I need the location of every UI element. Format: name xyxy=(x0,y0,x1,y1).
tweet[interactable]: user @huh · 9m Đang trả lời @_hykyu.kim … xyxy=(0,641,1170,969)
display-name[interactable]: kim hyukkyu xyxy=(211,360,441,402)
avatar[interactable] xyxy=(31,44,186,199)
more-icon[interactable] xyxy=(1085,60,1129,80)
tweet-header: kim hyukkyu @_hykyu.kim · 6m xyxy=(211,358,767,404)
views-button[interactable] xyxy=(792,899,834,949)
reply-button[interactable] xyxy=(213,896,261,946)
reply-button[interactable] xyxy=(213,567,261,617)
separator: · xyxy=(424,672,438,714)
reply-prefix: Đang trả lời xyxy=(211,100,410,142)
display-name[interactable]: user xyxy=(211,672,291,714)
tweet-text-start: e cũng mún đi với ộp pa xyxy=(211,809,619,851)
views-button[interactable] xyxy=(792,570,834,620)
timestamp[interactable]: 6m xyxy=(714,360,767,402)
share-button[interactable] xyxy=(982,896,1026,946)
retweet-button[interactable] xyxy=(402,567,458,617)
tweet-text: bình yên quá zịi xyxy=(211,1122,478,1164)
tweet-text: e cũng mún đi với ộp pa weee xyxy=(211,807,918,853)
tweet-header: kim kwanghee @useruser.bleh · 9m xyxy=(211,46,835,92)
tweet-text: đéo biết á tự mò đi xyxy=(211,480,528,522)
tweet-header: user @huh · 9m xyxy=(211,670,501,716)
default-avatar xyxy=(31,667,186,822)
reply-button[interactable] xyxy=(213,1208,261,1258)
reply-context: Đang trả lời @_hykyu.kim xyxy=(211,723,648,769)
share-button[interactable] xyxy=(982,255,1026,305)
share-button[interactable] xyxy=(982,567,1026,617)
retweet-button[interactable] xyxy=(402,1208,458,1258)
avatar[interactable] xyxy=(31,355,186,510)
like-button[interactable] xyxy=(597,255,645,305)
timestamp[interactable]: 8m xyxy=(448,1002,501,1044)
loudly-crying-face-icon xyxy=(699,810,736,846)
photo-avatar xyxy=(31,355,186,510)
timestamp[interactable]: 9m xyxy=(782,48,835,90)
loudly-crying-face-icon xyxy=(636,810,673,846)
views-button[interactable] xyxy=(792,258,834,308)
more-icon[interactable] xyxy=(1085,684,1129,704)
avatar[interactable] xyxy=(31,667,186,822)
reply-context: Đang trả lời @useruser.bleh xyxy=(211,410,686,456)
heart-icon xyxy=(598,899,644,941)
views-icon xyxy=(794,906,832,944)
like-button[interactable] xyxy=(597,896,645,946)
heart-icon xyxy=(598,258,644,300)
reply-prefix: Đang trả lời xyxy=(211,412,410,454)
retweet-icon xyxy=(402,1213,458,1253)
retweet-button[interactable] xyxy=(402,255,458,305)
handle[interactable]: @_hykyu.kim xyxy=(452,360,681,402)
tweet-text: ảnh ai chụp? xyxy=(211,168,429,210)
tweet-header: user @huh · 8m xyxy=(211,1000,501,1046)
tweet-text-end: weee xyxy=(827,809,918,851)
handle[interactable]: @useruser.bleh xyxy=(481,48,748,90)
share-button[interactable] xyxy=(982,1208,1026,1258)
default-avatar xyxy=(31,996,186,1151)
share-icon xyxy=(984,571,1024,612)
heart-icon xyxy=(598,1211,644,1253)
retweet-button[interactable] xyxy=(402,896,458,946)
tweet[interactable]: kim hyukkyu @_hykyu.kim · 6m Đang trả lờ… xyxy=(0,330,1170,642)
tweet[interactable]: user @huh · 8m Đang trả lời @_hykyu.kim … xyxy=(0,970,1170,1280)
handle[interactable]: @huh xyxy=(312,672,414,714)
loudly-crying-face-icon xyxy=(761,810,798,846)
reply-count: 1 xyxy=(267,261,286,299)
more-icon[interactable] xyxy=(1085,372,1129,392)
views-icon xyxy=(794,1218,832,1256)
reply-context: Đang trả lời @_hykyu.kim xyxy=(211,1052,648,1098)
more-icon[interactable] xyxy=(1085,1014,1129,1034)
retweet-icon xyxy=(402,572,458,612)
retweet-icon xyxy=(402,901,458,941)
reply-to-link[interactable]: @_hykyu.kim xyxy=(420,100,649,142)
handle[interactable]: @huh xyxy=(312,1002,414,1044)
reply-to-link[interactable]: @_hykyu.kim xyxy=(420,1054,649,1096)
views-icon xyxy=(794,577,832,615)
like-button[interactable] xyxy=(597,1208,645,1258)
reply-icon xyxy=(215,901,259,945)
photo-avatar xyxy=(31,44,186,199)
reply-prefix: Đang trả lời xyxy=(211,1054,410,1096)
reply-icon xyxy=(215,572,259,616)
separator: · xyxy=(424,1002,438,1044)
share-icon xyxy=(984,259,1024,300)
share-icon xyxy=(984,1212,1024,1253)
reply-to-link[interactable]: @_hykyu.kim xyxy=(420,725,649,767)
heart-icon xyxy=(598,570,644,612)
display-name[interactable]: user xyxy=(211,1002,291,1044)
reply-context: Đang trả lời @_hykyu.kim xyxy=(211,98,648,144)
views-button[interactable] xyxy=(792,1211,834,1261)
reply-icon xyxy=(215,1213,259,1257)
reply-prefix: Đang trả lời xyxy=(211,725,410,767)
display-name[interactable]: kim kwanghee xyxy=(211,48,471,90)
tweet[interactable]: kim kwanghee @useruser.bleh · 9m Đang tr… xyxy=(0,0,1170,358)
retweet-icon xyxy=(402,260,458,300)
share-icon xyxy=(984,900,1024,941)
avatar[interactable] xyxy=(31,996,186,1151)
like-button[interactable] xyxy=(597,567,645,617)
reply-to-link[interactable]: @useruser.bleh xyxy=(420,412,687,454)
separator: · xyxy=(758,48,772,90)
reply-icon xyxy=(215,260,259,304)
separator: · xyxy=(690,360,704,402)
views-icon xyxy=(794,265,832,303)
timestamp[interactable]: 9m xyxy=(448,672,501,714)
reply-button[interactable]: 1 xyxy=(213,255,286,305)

◆ Directions:
Could you output every line above verbatim, in the same order, with no changes?

◆ Solution for this exercise:
I need the location of every UI element. Format: name xyxy=(x0,y0,x1,y1).
tweet[interactable]: user @huh · 9m Đang trả lời @_hykyu.kim … xyxy=(0,641,1170,969)
display-name[interactable]: kim hyukkyu xyxy=(211,360,441,402)
avatar[interactable] xyxy=(31,44,186,199)
more-icon[interactable] xyxy=(1085,60,1129,80)
tweet-header: kim hyukkyu @_hykyu.kim · 6m xyxy=(211,358,767,404)
views-button[interactable] xyxy=(792,899,834,949)
reply-button[interactable] xyxy=(213,896,261,946)
reply-button[interactable] xyxy=(213,567,261,617)
separator: · xyxy=(424,672,438,714)
reply-prefix: Đang trả lời xyxy=(211,100,410,142)
display-name[interactable]: user xyxy=(211,672,291,714)
tweet-text-start: e cũng mún đi với ộp pa xyxy=(211,809,619,851)
views-button[interactable] xyxy=(792,570,834,620)
timestamp[interactable]: 6m xyxy=(714,360,767,402)
share-button[interactable] xyxy=(982,896,1026,946)
retweet-button[interactable] xyxy=(402,567,458,617)
tweet-text: bình yên quá zịi xyxy=(211,1122,478,1164)
tweet-text: e cũng mún đi với ộp pa weee xyxy=(211,807,918,853)
tweet-header: kim kwanghee @useruser.bleh · 9m xyxy=(211,46,835,92)
tweet-text: đéo biết á tự mò đi xyxy=(211,480,528,522)
tweet-header: user @huh · 9m xyxy=(211,670,501,716)
default-avatar xyxy=(31,667,186,822)
reply-button[interactable] xyxy=(213,1208,261,1258)
reply-context: Đang trả lời @_hykyu.kim xyxy=(211,723,648,769)
share-button[interactable] xyxy=(982,255,1026,305)
share-button[interactable] xyxy=(982,567,1026,617)
retweet-button[interactable] xyxy=(402,1208,458,1258)
avatar[interactable] xyxy=(31,355,186,510)
like-button[interactable] xyxy=(597,255,645,305)
timestamp[interactable]: 8m xyxy=(448,1002,501,1044)
loudly-crying-face-icon xyxy=(699,810,736,846)
photo-avatar xyxy=(31,355,186,510)
timestamp[interactable]: 9m xyxy=(782,48,835,90)
loudly-crying-face-icon xyxy=(636,810,673,846)
views-button[interactable] xyxy=(792,258,834,308)
more-icon[interactable] xyxy=(1085,684,1129,704)
avatar[interactable] xyxy=(31,667,186,822)
reply-context: Đang trả lời @useruser.bleh xyxy=(211,410,686,456)
heart-icon xyxy=(598,899,644,941)
views-icon xyxy=(794,906,832,944)
like-button[interactable] xyxy=(597,896,645,946)
heart-icon xyxy=(598,258,644,300)
reply-prefix: Đang trả lời xyxy=(211,412,410,454)
retweet-icon xyxy=(402,1213,458,1253)
retweet-button[interactable] xyxy=(402,255,458,305)
handle[interactable]: @_hykyu.kim xyxy=(452,360,681,402)
tweet-text: ảnh ai chụp? xyxy=(211,168,429,210)
tweet-header: user @huh · 8m xyxy=(211,1000,501,1046)
tweet-text-end: weee xyxy=(827,809,918,851)
handle[interactable]: @useruser.bleh xyxy=(481,48,748,90)
share-button[interactable] xyxy=(982,1208,1026,1258)
default-avatar xyxy=(31,996,186,1151)
share-icon xyxy=(984,571,1024,612)
heart-icon xyxy=(598,1211,644,1253)
retweet-button[interactable] xyxy=(402,896,458,946)
tweet[interactable]: kim hyukkyu @_hykyu.kim · 6m Đang trả lờ… xyxy=(0,330,1170,642)
tweet[interactable]: user @huh · 8m Đang trả lời @_hykyu.kim … xyxy=(0,970,1170,1280)
handle[interactable]: @huh xyxy=(312,672,414,714)
loudly-crying-face-icon xyxy=(761,810,798,846)
reply-count: 1 xyxy=(267,261,286,299)
more-icon[interactable] xyxy=(1085,372,1129,392)
views-icon xyxy=(794,1218,832,1256)
reply-context: Đang trả lời @_hykyu.kim xyxy=(211,1052,648,1098)
more-icon[interactable] xyxy=(1085,1014,1129,1034)
retweet-icon xyxy=(402,572,458,612)
retweet-icon xyxy=(402,901,458,941)
reply-to-link[interactable]: @_hykyu.kim xyxy=(420,100,649,142)
handle[interactable]: @huh xyxy=(312,1002,414,1044)
reply-to-link[interactable]: @_hykyu.kim xyxy=(420,1054,649,1096)
views-icon xyxy=(794,577,832,615)
like-button[interactable] xyxy=(597,1208,645,1258)
reply-icon xyxy=(215,901,259,945)
photo-avatar xyxy=(31,44,186,199)
reply-prefix: Đang trả lời xyxy=(211,1054,410,1096)
reply-icon xyxy=(215,572,259,616)
separator: · xyxy=(424,1002,438,1044)
share-icon xyxy=(984,259,1024,300)
share-icon xyxy=(984,1212,1024,1253)
reply-to-link[interactable]: @_hykyu.kim xyxy=(420,725,649,767)
heart-icon xyxy=(598,570,644,612)
display-name[interactable]: user xyxy=(211,1002,291,1044)
reply-context: Đang trả lời @_hykyu.kim xyxy=(211,98,648,144)
views-button[interactable] xyxy=(792,1211,834,1261)
reply-icon xyxy=(215,1213,259,1257)
reply-prefix: Đang trả lời xyxy=(211,725,410,767)
display-name[interactable]: kim kwanghee xyxy=(211,48,471,90)
tweet[interactable]: kim kwanghee @useruser.bleh · 9m Đang tr… xyxy=(0,0,1170,358)
retweet-icon xyxy=(402,260,458,300)
share-icon xyxy=(984,900,1024,941)
avatar[interactable] xyxy=(31,996,186,1151)
like-button[interactable] xyxy=(597,567,645,617)
reply-to-link[interactable]: @useruser.bleh xyxy=(420,412,687,454)
separator: · xyxy=(758,48,772,90)
reply-icon xyxy=(215,260,259,304)
separator: · xyxy=(690,360,704,402)
views-icon xyxy=(794,265,832,303)
timestamp[interactable]: 9m xyxy=(448,672,501,714)
reply-button[interactable]: 1 xyxy=(213,255,286,305)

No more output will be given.